======== Input records ========

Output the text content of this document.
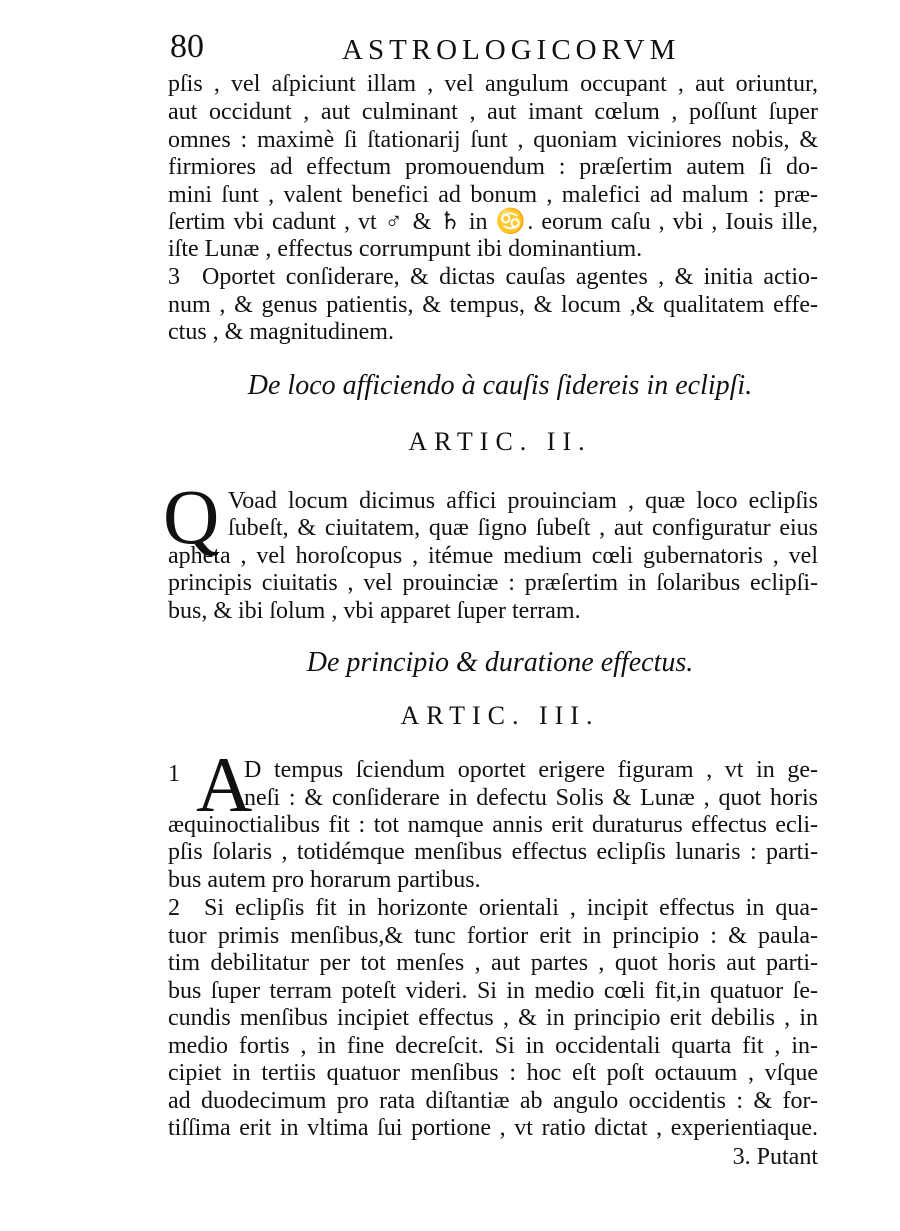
80	ASTROLOGICORVM
pſis , vel aſpiciunt illam , vel angulum occupant , aut oriuntur,
aut occidunt , aut culminant , aut imant cœlum , poſſunt ſuper
omnes : maximè ſi ſtationarij ſunt , quoniam viciniores nobis, &
firmiores ad effectum promouendum : præſertim autem ſi do-
mini ſunt , valent benefici ad bonum , malefici ad malum : præ-
ſertim vbi cadunt , vt ♂ & ♄ in ♋. eorum caſu , vbi , Iouis ille,
iſte Lunæ , effectus corrumpunt ibi dominantium.
3 Oportet conſiderare, & dictas cauſas agentes , & initia actio-
num , & genus patientis, & tempus, & locum ,& qualitatem effe-
ctus , & magnitudinem.
De loco afficiendo à cauſis ſidereis in eclipſi.
ARTIC. II.
Q Voad locum dicimus affici prouinciam , quæ loco eclipſis
ſubeſt, & ciuitatem, quæ ſigno ſubeſt , aut configuratur eius
apheta , vel horoſcopus , itémue medium cœli gubernatoris , vel
principis ciuitatis , vel prouinciæ : præſertim in ſolaribus eclipſi-
bus, & ibi ſolum , vbi apparet ſuper terram.
De principio & duratione effectus.
ARTIC. III.
1 A
D tempus ſciendum oportet erigere figuram , vt in ge-
neſi : & conſiderare in defectu Solis & Lunæ , quot horis
æquinoctialibus fit : tot namque annis erit duraturus effectus ecli-
pſis ſolaris , totidémque menſibus effectus eclipſis lunaris : parti-
bus autem pro horarum partibus.
2 Si eclipſis fit in horizonte orientali , incipit effectus in qua-
tuor primis menſibus,& tunc fortior erit in principio : & paula-
tim debilitatur per tot menſes , aut partes , quot horis aut parti-
bus ſuper terram poteſt videri. Si in medio cœli fit,in quatuor ſe-
cundis menſibus incipiet effectus , & in principio erit debilis , in
medio fortis , in fine decreſcit. Si in occidentali quarta fit , in-
cipiet in tertiis quatuor menſibus : hoc eſt poſt octauum , vſque
ad duodecimum pro rata diſtantiæ ab angulo occidentis : & for-
tiſſima erit in vltima ſui portione , vt ratio dictat , experientiaque.
3. Putant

========

▶ Short task
Copy all the data exactly as written, but skip any picture.

▶ Task answer
Output the text content of this document.
80	ASTROLOGICORVM
pſis , vel aſpiciunt illam , vel angulum occupant , aut oriuntur,
aut occidunt , aut culminant , aut imant cœlum , poſſunt ſuper
omnes : maximè ſi ſtationarij ſunt , quoniam viciniores nobis, &
firmiores ad effectum promouendum : præſertim autem ſi do-
mini ſunt , valent benefici ad bonum , malefici ad malum : præ-
ſertim vbi cadunt , vt ♂ & ♄ in ♋. eorum caſu , vbi , Iouis ille,
iſte Lunæ , effectus corrumpunt ibi dominantium.
3 Oportet conſiderare, & dictas cauſas agentes , & initia actio-
num , & genus patientis, & tempus, & locum ,& qualitatem effe-
ctus , & magnitudinem.
De loco afficiendo à cauſis ſidereis in eclipſi.
ARTIC. II.
Q Voad locum dicimus affici prouinciam , quæ loco eclipſis
ſubeſt, & ciuitatem, quæ ſigno ſubeſt , aut configuratur eius
apheta , vel horoſcopus , itémue medium cœli gubernatoris , vel
principis ciuitatis , vel prouinciæ : præſertim in ſolaribus eclipſi-
bus, & ibi ſolum , vbi apparet ſuper terram.
De principio & duratione effectus.
ARTIC. III.
1 A
D tempus ſciendum oportet erigere figuram , vt in ge-
neſi : & conſiderare in defectu Solis & Lunæ , quot horis
æquinoctialibus fit : tot namque annis erit duraturus effectus ecli-
pſis ſolaris , totidémque menſibus effectus eclipſis lunaris : parti-
bus autem pro horarum partibus.
2 Si eclipſis fit in horizonte orientali , incipit effectus in qua-
tuor primis menſibus,& tunc fortior erit in principio : & paula-
tim debilitatur per tot menſes , aut partes , quot horis aut parti-
bus ſuper terram poteſt videri. Si in medio cœli fit,in quatuor ſe-
cundis menſibus incipiet effectus , & in principio erit debilis , in
medio fortis , in fine decreſcit. Si in occidentali quarta fit , in-
cipiet in tertiis quatuor menſibus : hoc eſt poſt octauum , vſque
ad duodecimum pro rata diſtantiæ ab angulo occidentis : & for-
tiſſima erit in vltima ſui portione , vt ratio dictat , experientiaque.
3. Putant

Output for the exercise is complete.